Prompt :: Copy the data word for word, starting with the line containing "- candle-body: [70, 300, 77, 317]" and continuing through the line containing "- more-periods-menu[interactable]: 更多: [423, 2, 447, 19]".

--- start Information provided ---

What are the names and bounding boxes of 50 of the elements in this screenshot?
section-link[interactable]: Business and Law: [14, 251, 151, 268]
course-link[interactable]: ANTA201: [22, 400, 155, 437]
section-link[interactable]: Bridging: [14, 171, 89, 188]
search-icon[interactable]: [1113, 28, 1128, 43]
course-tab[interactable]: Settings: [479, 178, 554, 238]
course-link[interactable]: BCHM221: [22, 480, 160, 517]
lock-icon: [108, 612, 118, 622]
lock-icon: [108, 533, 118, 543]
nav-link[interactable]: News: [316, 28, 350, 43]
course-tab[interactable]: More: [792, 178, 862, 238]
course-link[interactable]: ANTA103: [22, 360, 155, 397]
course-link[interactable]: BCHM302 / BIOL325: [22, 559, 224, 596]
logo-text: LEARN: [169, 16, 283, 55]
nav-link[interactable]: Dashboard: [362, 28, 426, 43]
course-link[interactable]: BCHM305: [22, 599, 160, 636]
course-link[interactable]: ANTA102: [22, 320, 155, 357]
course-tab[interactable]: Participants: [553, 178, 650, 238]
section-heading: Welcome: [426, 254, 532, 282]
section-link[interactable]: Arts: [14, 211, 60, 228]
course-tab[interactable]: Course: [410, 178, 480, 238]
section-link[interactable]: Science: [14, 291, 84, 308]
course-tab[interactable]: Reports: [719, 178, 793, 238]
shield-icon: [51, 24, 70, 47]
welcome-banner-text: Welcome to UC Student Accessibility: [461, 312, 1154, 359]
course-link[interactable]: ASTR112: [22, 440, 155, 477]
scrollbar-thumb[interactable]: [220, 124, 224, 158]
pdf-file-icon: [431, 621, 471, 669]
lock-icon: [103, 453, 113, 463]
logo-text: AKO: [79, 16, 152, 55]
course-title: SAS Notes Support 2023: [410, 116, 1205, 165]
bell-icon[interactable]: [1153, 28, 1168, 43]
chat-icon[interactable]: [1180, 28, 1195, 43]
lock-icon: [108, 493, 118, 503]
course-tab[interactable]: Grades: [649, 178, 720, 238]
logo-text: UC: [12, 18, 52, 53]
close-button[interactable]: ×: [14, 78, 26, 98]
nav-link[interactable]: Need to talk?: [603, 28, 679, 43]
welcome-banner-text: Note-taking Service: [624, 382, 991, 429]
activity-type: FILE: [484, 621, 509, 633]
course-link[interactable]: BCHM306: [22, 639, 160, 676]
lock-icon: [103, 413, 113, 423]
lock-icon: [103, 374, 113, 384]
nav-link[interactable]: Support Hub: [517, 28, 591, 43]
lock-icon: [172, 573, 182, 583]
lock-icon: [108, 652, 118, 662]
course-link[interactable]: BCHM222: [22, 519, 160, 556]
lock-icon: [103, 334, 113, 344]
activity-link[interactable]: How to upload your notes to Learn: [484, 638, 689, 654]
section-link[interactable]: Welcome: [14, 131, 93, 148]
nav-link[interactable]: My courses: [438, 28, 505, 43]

--- end Information provided ---
--- start Information provided ---

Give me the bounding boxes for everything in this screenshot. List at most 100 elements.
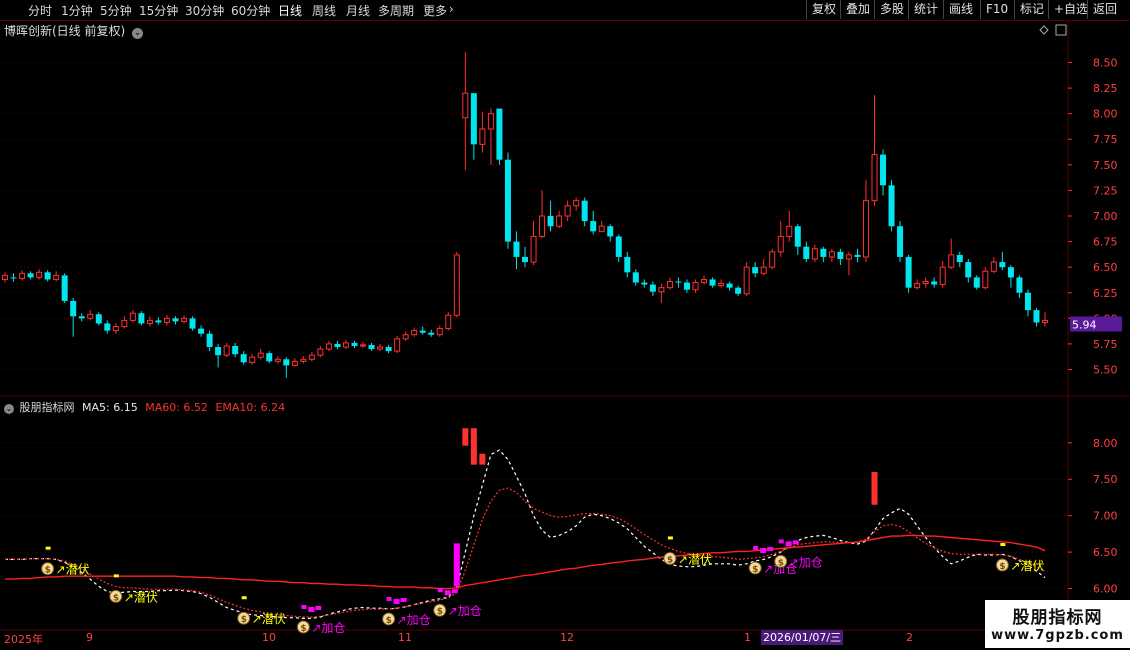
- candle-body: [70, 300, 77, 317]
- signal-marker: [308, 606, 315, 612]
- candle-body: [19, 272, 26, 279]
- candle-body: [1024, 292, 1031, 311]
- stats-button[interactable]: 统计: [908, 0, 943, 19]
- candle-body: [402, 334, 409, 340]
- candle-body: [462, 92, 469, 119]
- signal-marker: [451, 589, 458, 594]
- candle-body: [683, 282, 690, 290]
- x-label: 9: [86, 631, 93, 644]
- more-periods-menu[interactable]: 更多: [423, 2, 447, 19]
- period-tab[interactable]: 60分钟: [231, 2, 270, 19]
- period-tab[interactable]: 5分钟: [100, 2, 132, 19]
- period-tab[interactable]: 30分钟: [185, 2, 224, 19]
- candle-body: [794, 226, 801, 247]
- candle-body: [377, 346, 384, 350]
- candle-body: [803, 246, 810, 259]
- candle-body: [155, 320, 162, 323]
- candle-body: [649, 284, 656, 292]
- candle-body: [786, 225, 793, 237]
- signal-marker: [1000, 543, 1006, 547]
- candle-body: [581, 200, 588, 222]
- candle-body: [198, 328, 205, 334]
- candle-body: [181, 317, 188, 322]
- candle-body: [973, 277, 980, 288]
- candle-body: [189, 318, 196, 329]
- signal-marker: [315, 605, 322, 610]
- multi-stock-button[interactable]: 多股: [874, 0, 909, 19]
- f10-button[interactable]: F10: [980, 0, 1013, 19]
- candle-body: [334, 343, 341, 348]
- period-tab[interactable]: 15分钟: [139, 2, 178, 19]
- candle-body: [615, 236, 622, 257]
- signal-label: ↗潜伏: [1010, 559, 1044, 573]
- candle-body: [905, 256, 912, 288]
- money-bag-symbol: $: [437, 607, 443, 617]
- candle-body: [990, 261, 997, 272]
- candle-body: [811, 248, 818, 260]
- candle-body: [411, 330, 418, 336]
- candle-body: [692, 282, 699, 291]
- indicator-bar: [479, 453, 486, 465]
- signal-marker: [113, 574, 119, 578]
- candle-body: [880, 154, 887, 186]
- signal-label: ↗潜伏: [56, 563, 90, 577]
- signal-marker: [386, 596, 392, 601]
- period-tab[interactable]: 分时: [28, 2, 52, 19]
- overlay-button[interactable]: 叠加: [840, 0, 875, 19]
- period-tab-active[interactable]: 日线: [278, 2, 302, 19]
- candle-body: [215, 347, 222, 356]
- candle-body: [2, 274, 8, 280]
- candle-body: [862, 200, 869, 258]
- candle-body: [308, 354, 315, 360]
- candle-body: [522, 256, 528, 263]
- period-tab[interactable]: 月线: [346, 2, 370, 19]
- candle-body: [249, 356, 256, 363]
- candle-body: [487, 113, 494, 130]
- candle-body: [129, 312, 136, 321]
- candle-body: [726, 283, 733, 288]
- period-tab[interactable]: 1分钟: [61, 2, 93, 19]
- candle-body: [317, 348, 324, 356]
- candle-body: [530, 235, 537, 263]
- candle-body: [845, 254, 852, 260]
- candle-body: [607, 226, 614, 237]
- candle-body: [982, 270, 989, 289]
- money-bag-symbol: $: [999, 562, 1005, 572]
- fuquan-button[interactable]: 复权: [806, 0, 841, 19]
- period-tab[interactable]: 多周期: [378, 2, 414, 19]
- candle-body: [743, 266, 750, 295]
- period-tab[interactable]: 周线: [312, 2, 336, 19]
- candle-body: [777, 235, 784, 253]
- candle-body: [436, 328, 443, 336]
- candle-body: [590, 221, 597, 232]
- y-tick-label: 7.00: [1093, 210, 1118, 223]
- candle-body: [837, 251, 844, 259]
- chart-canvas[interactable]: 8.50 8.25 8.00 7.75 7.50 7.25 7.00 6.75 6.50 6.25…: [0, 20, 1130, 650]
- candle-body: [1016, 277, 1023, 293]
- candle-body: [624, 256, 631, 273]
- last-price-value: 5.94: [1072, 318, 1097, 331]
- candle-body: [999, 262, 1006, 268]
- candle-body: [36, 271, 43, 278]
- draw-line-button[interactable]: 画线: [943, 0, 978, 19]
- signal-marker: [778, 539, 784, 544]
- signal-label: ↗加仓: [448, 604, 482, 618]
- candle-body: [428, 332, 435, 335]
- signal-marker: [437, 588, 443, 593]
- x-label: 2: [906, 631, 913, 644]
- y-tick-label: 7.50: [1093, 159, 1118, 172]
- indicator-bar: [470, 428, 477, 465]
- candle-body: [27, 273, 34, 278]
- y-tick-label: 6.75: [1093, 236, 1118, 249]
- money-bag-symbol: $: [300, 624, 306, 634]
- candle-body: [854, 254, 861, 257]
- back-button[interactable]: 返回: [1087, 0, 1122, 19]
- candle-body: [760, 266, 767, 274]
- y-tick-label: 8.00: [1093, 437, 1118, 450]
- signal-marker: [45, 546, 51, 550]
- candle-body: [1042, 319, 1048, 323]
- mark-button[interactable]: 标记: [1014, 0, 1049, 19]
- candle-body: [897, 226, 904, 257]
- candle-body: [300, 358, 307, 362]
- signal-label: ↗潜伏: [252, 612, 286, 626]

--- end Information provided ---

Exercise solution ::
- candle-body: [70, 300, 77, 317]
- signal-marker: [308, 606, 315, 612]
- candle-body: [19, 272, 26, 279]
- candle-body: [1024, 292, 1031, 311]
- stats-button[interactable]: 统计: [908, 0, 943, 19]
- candle-body: [402, 334, 409, 340]
- candle-body: [462, 92, 469, 119]
- signal-marker: [451, 589, 458, 594]
- candle-body: [683, 282, 690, 290]
- x-label: 9: [86, 631, 93, 644]
- more-periods-menu[interactable]: 更多: [423, 2, 447, 19]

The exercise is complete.